■ **Instructions for the task**:
Each entry below should be echoed exactly, with pictures omitted.

■ **Source data**:
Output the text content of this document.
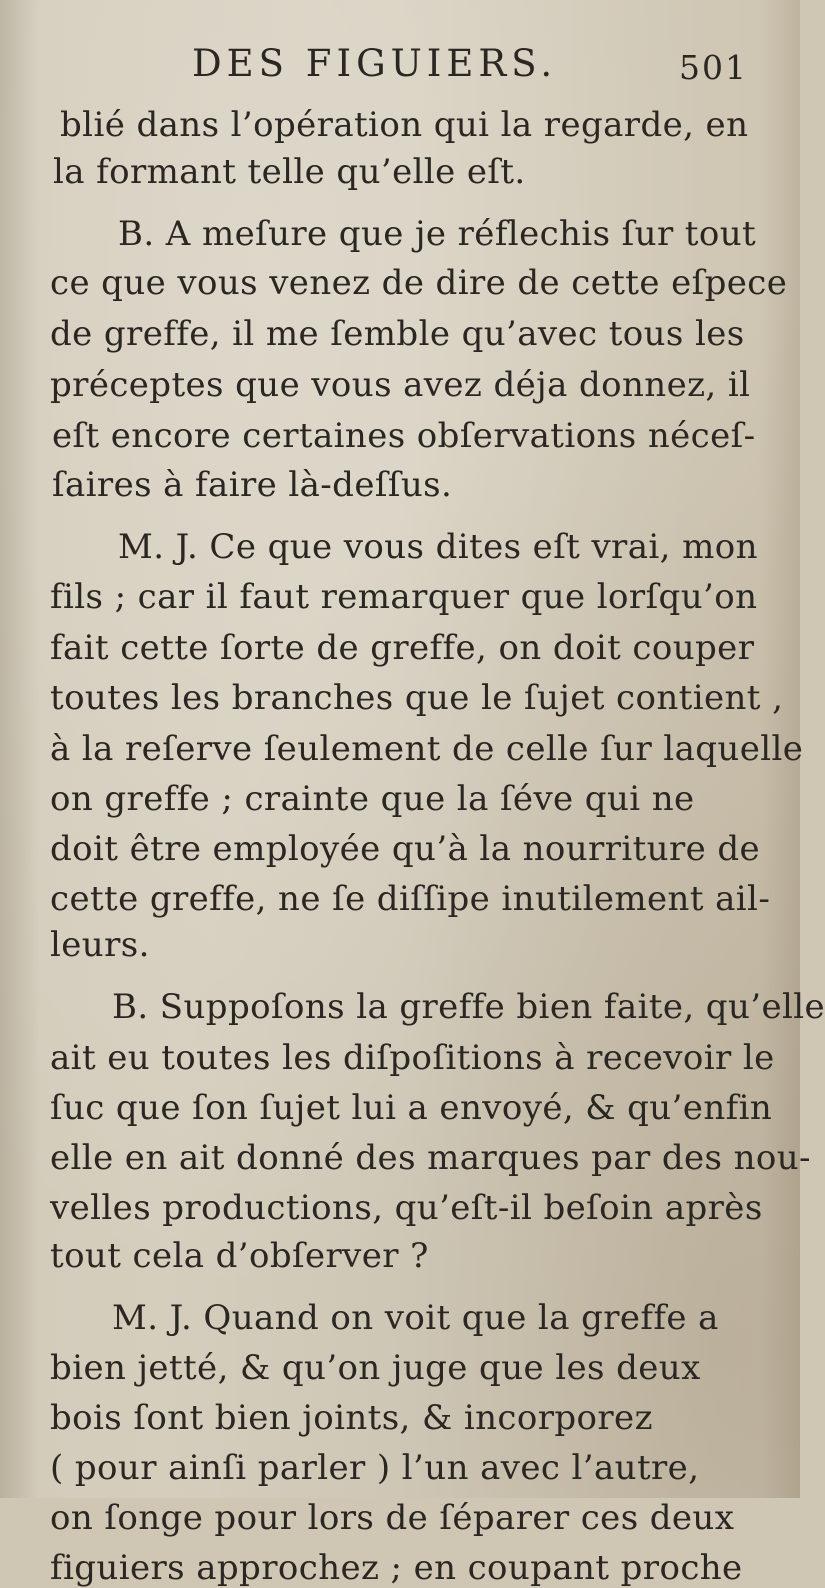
DES FIGUIERS.	501
blié dans l’opération qui la regarde, en
la formant telle qu’elle eſt.
B. A meſure que je réflechis ſur tout
ce que vous venez de dire de cette eſpece
de greffe, il me ſemble qu’avec tous les
préceptes que vous avez déja donnez, il
eſt encore certaines obſervations néceſ-
ſaires à faire là-deſſus.
M. J. Ce que vous dites eſt vrai, mon
fils ; car il faut remarquer que lorſqu’on
fait cette ſorte de greffe, on doit couper
toutes les branches que le ſujet contient ,
à la reſerve ſeulement de celle ſur laquelle
on greffe ; crainte que la ſéve qui ne
doit être employée qu’à la nourriture de
cette greffe, ne ſe diſſipe inutilement ail-
leurs.
B. Suppoſons la greffe bien faite, qu’elle
ait eu toutes les diſpoſitions à recevoir le
ſuc que ſon ſujet lui a envoyé, & qu’enfin
elle en ait donné des marques par des nou-
velles productions, qu’eſt-il beſoin après
tout cela d’obſerver ?
M. J. Quand on voit que la greffe a
bien jetté, & qu’on juge que les deux
bois ſont bien joints, & incorporez
( pour ainſi parler ) l’un avec l’autre,
on ſonge pour lors de ſéparer ces deux
figuiers approchez ; en coupant proche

■ **Answer to the problem**:
Output the text content of this document.
DES FIGUIERS.	501
blié dans l’opération qui la regarde, en
la formant telle qu’elle eſt.
B. A meſure que je réflechis ſur tout
ce que vous venez de dire de cette eſpece
de greffe, il me ſemble qu’avec tous les
préceptes que vous avez déja donnez, il
eſt encore certaines obſervations néceſ-
ſaires à faire là-deſſus.
M. J. Ce que vous dites eſt vrai, mon
fils ; car il faut remarquer que lorſqu’on
fait cette ſorte de greffe, on doit couper
toutes les branches que le ſujet contient ,
à la reſerve ſeulement de celle ſur laquelle
on greffe ; crainte que la ſéve qui ne
doit être employée qu’à la nourriture de
cette greffe, ne ſe diſſipe inutilement ail-
leurs.
B. Suppoſons la greffe bien faite, qu’elle
ait eu toutes les diſpoſitions à recevoir le
ſuc que ſon ſujet lui a envoyé, & qu’enfin
elle en ait donné des marques par des nou-
velles productions, qu’eſt-il beſoin après
tout cela d’obſerver ?
M. J. Quand on voit que la greffe a
bien jetté, & qu’on juge que les deux
bois ſont bien joints, & incorporez
( pour ainſi parler ) l’un avec l’autre,
on ſonge pour lors de ſéparer ces deux
figuiers approchez ; en coupant proche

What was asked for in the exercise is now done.